▶ **Texte fourni**
▽

Il faut dire aussi que, vaniteux et efféminé à l’excès, les formes extérieures de la royauté et les apparences du pouvoir, le luxe dont il s’est entouré, le cérémonial de cour qu’il a créé pour son usage et poussé jusqu’au raffinement sont un heureux contrepoids à ses inquiétudes, dont la gravité s’efface souvent sous l’excentricité de ses habitudes et la futilité de ses préoccupations. Son goût passionné pour les fleurs et pour les joyaux, pour les décorations et les brillans uniformes, ses démarches incessantes à Vienne pour se faire octroyer la Toison d’or, qu’il n’obtiendra qu’après avoir essuyé maints refus, les sébiles pleines de pierres précieuses qui s’espacent sur son bureau et dans lesquelles il aime, tout en causant, à tremper ses doigts chargés de bagues, sa manière de s’habiller, de parler, sa disposition naturelle à ne permettre à personne de lire dans sa pensée, autant de signes caractéristiques d’une nature en qui l’ambition est restée égoïste, personnelle, peu scrupuleuse, bien qu’effrénée dans ses manifestations. Tel que nous essayons de le décrire, tel il se montrera aux heures solennelles où il devra décider de son sort et de celui de son royaume.

△

▶ **Données fournies**

▽

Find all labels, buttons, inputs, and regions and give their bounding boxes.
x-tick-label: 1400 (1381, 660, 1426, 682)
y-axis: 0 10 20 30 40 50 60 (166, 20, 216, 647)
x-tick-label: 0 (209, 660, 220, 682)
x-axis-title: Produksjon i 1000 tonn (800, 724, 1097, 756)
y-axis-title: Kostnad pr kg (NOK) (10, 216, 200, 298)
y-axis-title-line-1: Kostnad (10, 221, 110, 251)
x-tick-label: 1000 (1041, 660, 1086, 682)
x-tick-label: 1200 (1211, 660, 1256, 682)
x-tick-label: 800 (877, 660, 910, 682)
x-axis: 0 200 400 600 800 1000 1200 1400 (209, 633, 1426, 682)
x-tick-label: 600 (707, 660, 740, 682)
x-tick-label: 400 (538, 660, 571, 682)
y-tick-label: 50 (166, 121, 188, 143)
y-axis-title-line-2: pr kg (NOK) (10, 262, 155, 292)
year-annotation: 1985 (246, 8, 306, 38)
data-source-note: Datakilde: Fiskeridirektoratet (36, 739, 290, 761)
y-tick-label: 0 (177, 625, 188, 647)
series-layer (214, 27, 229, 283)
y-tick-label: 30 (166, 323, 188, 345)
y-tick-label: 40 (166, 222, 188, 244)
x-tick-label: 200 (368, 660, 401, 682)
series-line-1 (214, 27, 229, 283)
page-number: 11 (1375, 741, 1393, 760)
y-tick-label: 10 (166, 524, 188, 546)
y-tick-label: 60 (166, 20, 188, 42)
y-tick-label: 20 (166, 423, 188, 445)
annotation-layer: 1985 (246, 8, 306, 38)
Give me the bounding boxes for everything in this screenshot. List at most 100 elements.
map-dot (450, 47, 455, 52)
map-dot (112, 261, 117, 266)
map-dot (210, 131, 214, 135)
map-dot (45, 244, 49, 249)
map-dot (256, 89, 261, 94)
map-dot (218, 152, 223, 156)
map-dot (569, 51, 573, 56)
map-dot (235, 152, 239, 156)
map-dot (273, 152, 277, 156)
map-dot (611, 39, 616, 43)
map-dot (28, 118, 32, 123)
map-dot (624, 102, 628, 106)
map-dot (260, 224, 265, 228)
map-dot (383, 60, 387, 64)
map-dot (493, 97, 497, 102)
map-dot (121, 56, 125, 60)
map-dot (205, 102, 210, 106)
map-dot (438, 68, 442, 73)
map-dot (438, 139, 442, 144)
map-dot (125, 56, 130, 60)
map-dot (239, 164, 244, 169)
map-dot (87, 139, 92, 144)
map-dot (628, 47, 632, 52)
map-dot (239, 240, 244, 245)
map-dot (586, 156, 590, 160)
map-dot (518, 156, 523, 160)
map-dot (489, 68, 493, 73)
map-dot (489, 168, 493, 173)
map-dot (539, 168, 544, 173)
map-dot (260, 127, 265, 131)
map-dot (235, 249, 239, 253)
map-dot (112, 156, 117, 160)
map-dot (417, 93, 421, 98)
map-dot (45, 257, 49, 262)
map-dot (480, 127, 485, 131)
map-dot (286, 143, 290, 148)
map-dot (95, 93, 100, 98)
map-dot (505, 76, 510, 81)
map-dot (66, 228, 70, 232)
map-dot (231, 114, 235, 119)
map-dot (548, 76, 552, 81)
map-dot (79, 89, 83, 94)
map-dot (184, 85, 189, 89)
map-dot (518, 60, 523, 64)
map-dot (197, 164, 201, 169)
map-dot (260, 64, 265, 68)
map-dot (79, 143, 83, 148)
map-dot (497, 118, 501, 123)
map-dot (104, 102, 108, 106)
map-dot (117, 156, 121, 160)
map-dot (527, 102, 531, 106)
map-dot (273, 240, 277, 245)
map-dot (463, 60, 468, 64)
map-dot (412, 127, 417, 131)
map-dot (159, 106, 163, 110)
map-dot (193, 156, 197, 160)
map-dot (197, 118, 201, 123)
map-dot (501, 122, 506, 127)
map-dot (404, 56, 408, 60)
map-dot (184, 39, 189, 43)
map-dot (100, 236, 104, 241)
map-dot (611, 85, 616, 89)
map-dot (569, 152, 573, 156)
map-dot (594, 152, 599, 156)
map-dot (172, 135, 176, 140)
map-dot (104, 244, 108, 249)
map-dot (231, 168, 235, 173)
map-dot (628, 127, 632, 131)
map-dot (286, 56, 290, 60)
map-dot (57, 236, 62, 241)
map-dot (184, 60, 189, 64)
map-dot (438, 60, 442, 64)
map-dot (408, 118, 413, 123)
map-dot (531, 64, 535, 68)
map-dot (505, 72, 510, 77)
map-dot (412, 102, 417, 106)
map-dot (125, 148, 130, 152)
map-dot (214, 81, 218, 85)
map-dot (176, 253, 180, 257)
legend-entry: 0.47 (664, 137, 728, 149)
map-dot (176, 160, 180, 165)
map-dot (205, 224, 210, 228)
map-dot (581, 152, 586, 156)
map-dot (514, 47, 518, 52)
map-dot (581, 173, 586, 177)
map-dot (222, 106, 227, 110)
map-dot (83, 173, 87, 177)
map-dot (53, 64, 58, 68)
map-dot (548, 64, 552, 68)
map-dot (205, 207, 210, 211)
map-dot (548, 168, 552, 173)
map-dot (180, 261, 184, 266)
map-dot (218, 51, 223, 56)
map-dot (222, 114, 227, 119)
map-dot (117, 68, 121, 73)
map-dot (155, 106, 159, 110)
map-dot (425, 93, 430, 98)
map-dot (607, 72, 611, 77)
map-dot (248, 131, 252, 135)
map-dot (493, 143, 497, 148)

△

▶ **Exercices**
1. Selon le texte fourni, quelle distinction le souverain sollicite-t-il sans relâche à Vienne ?
2. Les affirmations suivantes concordent-elles avec le texte fourni ? Répondez par oui ou par non et citez les mots qui tranchent.
(a) Le souverain reçoit la Toison d’or dès sa première demande.
(b) En conversation, il aime plonger ses doigts dans des sébiles remplies de pierres précieuses.
(c) Il laisse volontiers les autres deviner ce qu’il pense.

▶ **Corrigé**
1. La Toison d’or, qu’il n’obtiendra qu’après avoir essuyé maints refus.

2.
(a) Non : « qu’il n’obtiendra qu’après avoir essuyé maints refus ».
(b) Oui : « dans lesquelles il aime, tout en causant, à tremper ses doigts chargés de bagues ».
(c) Non : « sa disposition naturelle à ne permettre à personne de lire dans sa pensée ».